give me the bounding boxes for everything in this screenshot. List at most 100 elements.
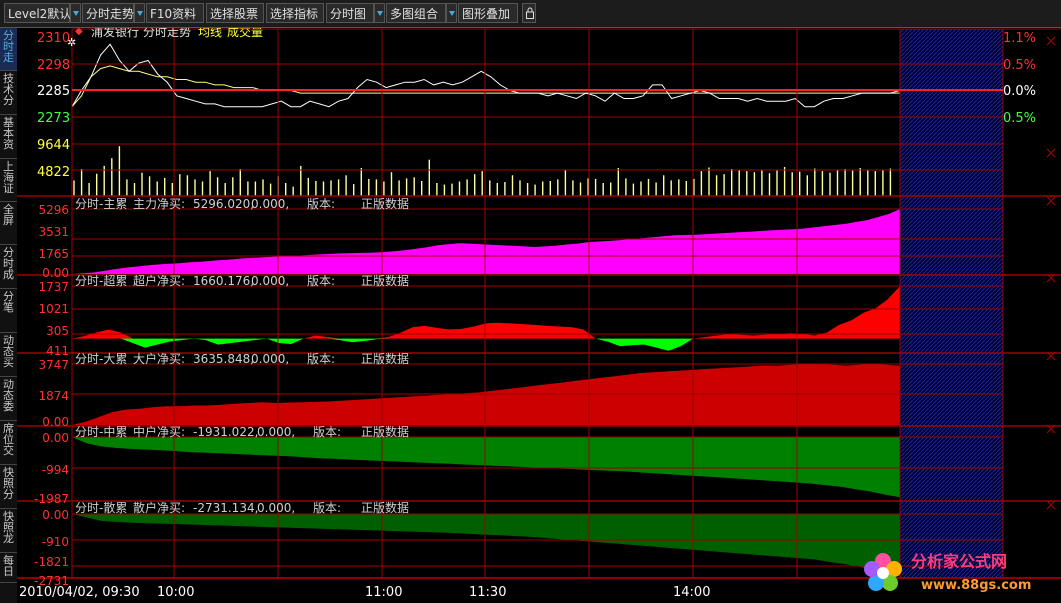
- version-label: 版本:: [307, 352, 335, 366]
- sidebar-tab-4[interactable]: 全屏: [0, 202, 17, 245]
- panel-value: -1931.022,: [193, 425, 258, 439]
- toolbar-button-0[interactable]: Level2默认: [4, 3, 71, 23]
- version-value: 正版数据: [361, 273, 409, 288]
- sidebar-tab-2[interactable]: 基本资: [0, 115, 17, 159]
- panel-tick: -994: [42, 463, 69, 477]
- toolbar-button-7[interactable]: 图形叠加: [458, 3, 518, 23]
- toolbar-button-2[interactable]: F10资料: [146, 3, 204, 23]
- avg-label: 均线: [198, 28, 222, 39]
- price-tick: 2310: [37, 31, 70, 46]
- panel-value: -2731.134,: [193, 501, 258, 515]
- panel-tick: 0.00: [42, 508, 69, 522]
- close-icon[interactable]: [1046, 36, 1056, 46]
- sidebar-tab-5[interactable]: 分时成: [0, 245, 17, 289]
- panel-label: 中户净买:: [133, 424, 185, 439]
- toolbar-button-5[interactable]: 分时图: [326, 3, 374, 23]
- panel-tick: 5296: [38, 203, 69, 217]
- sidebar-tab-9[interactable]: 席位交: [0, 421, 17, 465]
- volume-tick: 4822: [37, 165, 70, 180]
- panel-tick: 3531: [38, 225, 69, 239]
- panel-extra: 0.000,: [251, 352, 289, 366]
- version-label: 版本:: [307, 197, 335, 211]
- future-area: [900, 29, 1003, 578]
- panel-title: 分时-散累: [75, 500, 127, 515]
- panel-tick: -1987: [34, 492, 69, 506]
- flower-icon: [864, 553, 902, 591]
- panel-value: 5296.020,: [193, 197, 254, 211]
- pct-tick: 1.1%: [1003, 31, 1036, 46]
- sidebar-tab-6[interactable]: 分笔: [0, 289, 17, 333]
- sidebar-tab-1[interactable]: 技术分: [0, 71, 17, 115]
- panel-extra: 0.000,: [251, 274, 289, 288]
- version-value: 正版数据: [361, 500, 409, 515]
- chart-area[interactable]: ◆ 浦发银行 分时走势 均线 成交量✲23102298228522731.1%0.5%0…: [17, 28, 1061, 603]
- watermark-text: 分析家公式网: [911, 552, 1007, 571]
- panel-tick: 1765: [38, 247, 69, 261]
- close-icon[interactable]: [1046, 500, 1056, 510]
- panel-tick: -1821: [34, 555, 69, 569]
- sidebar-tab-11[interactable]: 快照龙: [0, 509, 17, 553]
- panel-label: 超户净买:: [133, 273, 185, 288]
- panel-tick: -910: [42, 535, 69, 549]
- panel-tick: 3747: [38, 358, 69, 372]
- toolbar-button-3[interactable]: 选择股票: [206, 3, 264, 23]
- version-value: 正版数据: [361, 351, 409, 366]
- main-area: [72, 209, 900, 274]
- panel-title: 分时-中累: [75, 424, 127, 439]
- super-area-negative: [72, 338, 900, 351]
- panel-tick: 1874: [38, 389, 69, 403]
- close-icon[interactable]: [1046, 148, 1056, 158]
- panel-tick: 0.00: [42, 431, 69, 445]
- panel-tick: 0.00: [42, 415, 69, 429]
- panel-tick: 411: [46, 344, 69, 358]
- stock-name: 浦发银行: [91, 28, 139, 39]
- volume-label: 成交量: [227, 28, 263, 39]
- panel-tick: 1737: [38, 280, 69, 294]
- version-value: 正版数据: [361, 424, 409, 439]
- super-area-positive: [72, 286, 900, 339]
- time-tick: 11:00: [365, 585, 402, 600]
- chevron-down-icon[interactable]: [70, 3, 81, 23]
- view-name: 分时走势: [143, 28, 191, 39]
- sidebar-tab-12[interactable]: 每日: [0, 553, 17, 583]
- toolbar: Level2默认 分时走势 F10资料 选择股票 选择指标 分时图 多图组合 图形叠加: [0, 0, 1061, 28]
- volume-tick: 9644: [37, 138, 70, 153]
- lock-icon[interactable]: [522, 3, 536, 23]
- panel-label: 散户净买:: [133, 500, 185, 515]
- chevron-down-icon[interactable]: [374, 3, 385, 23]
- time-tick: 14:00: [673, 585, 710, 600]
- panel-tick: 305: [46, 324, 69, 338]
- chevron-down-icon[interactable]: [134, 3, 145, 23]
- panel-label: 大户净买:: [133, 351, 185, 366]
- panel-extra: 0.000,: [257, 501, 295, 515]
- time-tick: 11:30: [469, 585, 506, 600]
- sidebar-tab-0[interactable]: 分时走: [0, 28, 17, 71]
- price-tick: 2298: [37, 58, 70, 73]
- panel-label: 主力净买:: [133, 197, 185, 211]
- panel-value: 1660.176,: [193, 274, 254, 288]
- sidebar: 分时走 技术分 基本资 上海证 全屏 分时成 分笔 动态买 动态委 席位交 快照分 快照龙 每日: [0, 28, 17, 603]
- toolbar-button-6[interactable]: 多图组合: [386, 3, 446, 23]
- sidebar-tab-7[interactable]: 动态买: [0, 333, 17, 377]
- version-label: 版本:: [313, 501, 341, 515]
- date-label: 2010/04/02, 09:30: [19, 585, 140, 600]
- toolbar-button-4[interactable]: 选择指标: [266, 3, 324, 23]
- sidebar-tab-3[interactable]: 上海证: [0, 159, 17, 202]
- pct-tick: 0.5%: [1003, 58, 1036, 73]
- price-tick: 2285: [37, 84, 70, 99]
- mid-area: [72, 437, 900, 498]
- sidebar-tab-8[interactable]: 动态委: [0, 377, 17, 421]
- version-value: 正版数据: [361, 196, 409, 211]
- panel-extra: 0.000,: [257, 425, 295, 439]
- panel-tick: 0.00: [42, 266, 69, 280]
- close-icon[interactable]: [1046, 196, 1056, 206]
- toolbar-button-1[interactable]: 分时走势: [82, 3, 134, 23]
- version-label: 版本:: [313, 425, 341, 439]
- sidebar-tab-10[interactable]: 快照分: [0, 465, 17, 509]
- panel-tick: 1021: [38, 302, 69, 316]
- pct-tick: 0.5%: [1003, 111, 1036, 126]
- panel-extra: 0.000,: [251, 197, 289, 211]
- chevron-down-icon[interactable]: [446, 3, 457, 23]
- panel-title: 分时-大累: [75, 352, 127, 366]
- version-label: 版本:: [307, 274, 335, 288]
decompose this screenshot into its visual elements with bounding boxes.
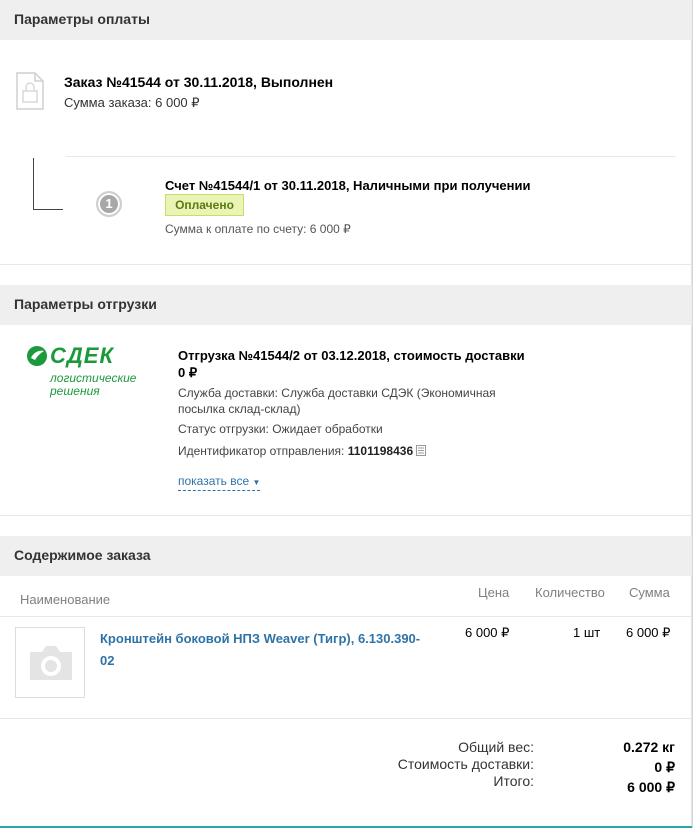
total-weight-value: 0.272 кг: [623, 739, 675, 755]
show-all-link[interactable]: показать все ▼: [178, 474, 261, 491]
delivery-service-line2: посылка склад-склад): [178, 402, 301, 416]
grand-total-label: Итого:: [493, 773, 534, 789]
column-price-header: Цена: [478, 585, 510, 600]
contents-section-title: Содержимое заказа: [14, 547, 151, 563]
copy-icon[interactable]: [416, 445, 427, 456]
shipment-section-header: Параметры отгрузки: [0, 285, 692, 325]
totals-divider: [0, 718, 692, 719]
product-name-line1: Кронштейн боковой НПЗ Weaver (Тигр), 6.1…: [100, 631, 421, 646]
grand-total-value: 6 000 ₽: [627, 779, 675, 795]
cdek-logo: СДЕК логистические решения: [26, 343, 156, 405]
tracking-label: Идентификатор отправления:: [178, 444, 345, 458]
cdek-logo-sub2: решения: [50, 384, 100, 398]
section-divider: [0, 264, 692, 265]
tracking-row: Идентификатор отправления: 1101198436: [178, 444, 427, 458]
shipment-section-title: Параметры отгрузки: [14, 296, 157, 312]
order-sum: Сумма заказа: 6 000 ₽: [64, 95, 200, 110]
tracking-id: 1101198436: [347, 444, 414, 458]
cdek-leaf-icon: [27, 346, 47, 366]
product-price: 6 000 ₽: [465, 625, 510, 640]
product-sum: 6 000 ₽: [626, 625, 671, 640]
tree-connector: [33, 158, 63, 210]
product-qty: 1 шт: [573, 625, 601, 640]
delivery-cost-value: 0 ₽: [654, 759, 675, 775]
product-thumbnail[interactable]: [15, 627, 85, 698]
contents-section-header: Содержимое заказа: [0, 536, 692, 576]
right-edge: [692, 0, 698, 828]
camera-icon: [30, 646, 72, 680]
order-detail-panel: Параметры оплаты Заказ №41544 от 30.11.2…: [0, 0, 692, 828]
document-icon: [16, 72, 44, 110]
invoice-divider: [66, 156, 676, 157]
invoice-sum: Сумма к оплате по счету: 6 000 ₽: [165, 222, 351, 236]
paid-status-badge: Оплачено: [165, 194, 244, 216]
column-qty-header: Количество: [535, 585, 605, 600]
section-divider: [0, 515, 692, 516]
product-name-line2: 02: [100, 653, 115, 668]
table-header-divider: [0, 616, 692, 617]
order-title: Заказ №41544 от 30.11.2018, Выполнен: [64, 74, 334, 90]
shipment-title-line2: 0 ₽: [178, 365, 198, 380]
invoice-title: Счет №41544/1 от 30.11.2018, Наличными п…: [165, 178, 531, 193]
cdek-logo-text: СДЕК: [50, 343, 114, 368]
total-weight-label: Общий вес:: [458, 739, 534, 755]
caret-down-icon: ▼: [252, 478, 261, 487]
invoice-step-badge: 1: [96, 191, 122, 217]
product-name-link[interactable]: Кронштейн боковой НПЗ Weaver (Тигр), 6.1…: [100, 628, 450, 672]
delivery-cost-label: Стоимость доставки:: [397, 756, 534, 772]
payment-section-title: Параметры оплаты: [14, 11, 150, 27]
delivery-service-line1: Служба доставки: Служба доставки СДЭК (Э…: [178, 386, 496, 400]
shipment-status: Статус отгрузки: Ожидает обработки: [178, 422, 383, 436]
column-sum-header: Сумма: [629, 585, 670, 600]
show-all-label: показать все: [178, 474, 250, 488]
shipment-title-line1: Отгрузка №41544/2 от 03.12.2018, стоимос…: [178, 348, 525, 363]
column-name-header: Наименование: [20, 592, 111, 607]
payment-section-header: Параметры оплаты: [0, 0, 692, 40]
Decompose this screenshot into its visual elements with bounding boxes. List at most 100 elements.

GOAL OF THE EXERCISE
Locate each line in the items that contains the string "заказа" and copy those lines. Case must match.

COMPLETE RESPONSE
contents-section-title: Содержимое заказа: [14, 547, 151, 563]
order-sum: Сумма заказа: 6 000 ₽: [64, 95, 200, 110]
contents-section-header: Содержимое заказа: [0, 536, 692, 576]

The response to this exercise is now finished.